§ **Your task**
Take the records underneath and set them down exactly.

§ **Stored rows**
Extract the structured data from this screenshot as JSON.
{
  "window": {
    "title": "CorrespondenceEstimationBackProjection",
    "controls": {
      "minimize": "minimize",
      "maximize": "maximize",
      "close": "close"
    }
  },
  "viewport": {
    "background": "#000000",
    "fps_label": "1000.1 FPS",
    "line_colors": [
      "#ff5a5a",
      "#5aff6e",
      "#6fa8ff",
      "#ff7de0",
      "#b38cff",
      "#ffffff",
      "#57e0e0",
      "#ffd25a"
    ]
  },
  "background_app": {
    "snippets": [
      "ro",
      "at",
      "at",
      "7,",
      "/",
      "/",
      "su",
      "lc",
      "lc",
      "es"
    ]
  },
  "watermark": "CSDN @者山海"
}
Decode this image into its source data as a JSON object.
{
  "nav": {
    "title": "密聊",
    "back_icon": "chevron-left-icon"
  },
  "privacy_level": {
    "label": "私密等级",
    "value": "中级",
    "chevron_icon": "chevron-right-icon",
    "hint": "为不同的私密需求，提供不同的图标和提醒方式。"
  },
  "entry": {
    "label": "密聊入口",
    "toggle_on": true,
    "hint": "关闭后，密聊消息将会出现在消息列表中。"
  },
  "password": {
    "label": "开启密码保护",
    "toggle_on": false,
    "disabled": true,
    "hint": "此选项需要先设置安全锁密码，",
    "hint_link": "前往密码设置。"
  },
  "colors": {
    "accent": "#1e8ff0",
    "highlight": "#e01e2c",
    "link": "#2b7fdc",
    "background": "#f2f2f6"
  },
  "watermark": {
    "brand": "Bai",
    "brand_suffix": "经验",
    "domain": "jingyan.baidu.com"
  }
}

§ **Written response**
Extract the structured data from this screenshot as JSON.
{
  "window": {
    "title": "CorrespondenceEstimationBackProjection",
    "controls": {
      "minimize": "minimize",
      "maximize": "maximize",
      "close": "close"
    }
  },
  "viewport": {
    "background": "#000000",
    "fps_label": "1000.1 FPS",
    "line_colors": [
      "#ff5a5a",
      "#5aff6e",
      "#6fa8ff",
      "#ff7de0",
      "#b38cff",
      "#ffffff",
      "#57e0e0",
      "#ffd25a"
    ]
  },
  "background_app": {
    "snippets": [
      "ro",
      "at",
      "at",
      "7,",
      "/",
      "/",
      "su",
      "lc",
      "lc",
      "es"
    ]
  },
  "watermark": "CSDN @者山海"
}
Decode this image into its source data as a JSON object.
{
  "nav": {
    "title": "密聊",
    "back_icon": "chevron-left-icon"
  },
  "privacy_level": {
    "label": "私密等级",
    "value": "中级",
    "chevron_icon": "chevron-right-icon",
    "hint": "为不同的私密需求，提供不同的图标和提醒方式。"
  },
  "entry": {
    "label": "密聊入口",
    "toggle_on": true,
    "hint": "关闭后，密聊消息将会出现在消息列表中。"
  },
  "password": {
    "label": "开启密码保护",
    "toggle_on": false,
    "disabled": true,
    "hint": "此选项需要先设置安全锁密码，",
    "hint_link": "前往密码设置。"
  },
  "colors": {
    "accent": "#1e8ff0",
    "highlight": "#e01e2c",
    "link": "#2b7fdc",
    "background": "#f2f2f6"
  },
  "watermark": {
    "brand": "Bai",
    "brand_suffix": "经验",
    "domain": "jingyan.baidu.com"
  }
}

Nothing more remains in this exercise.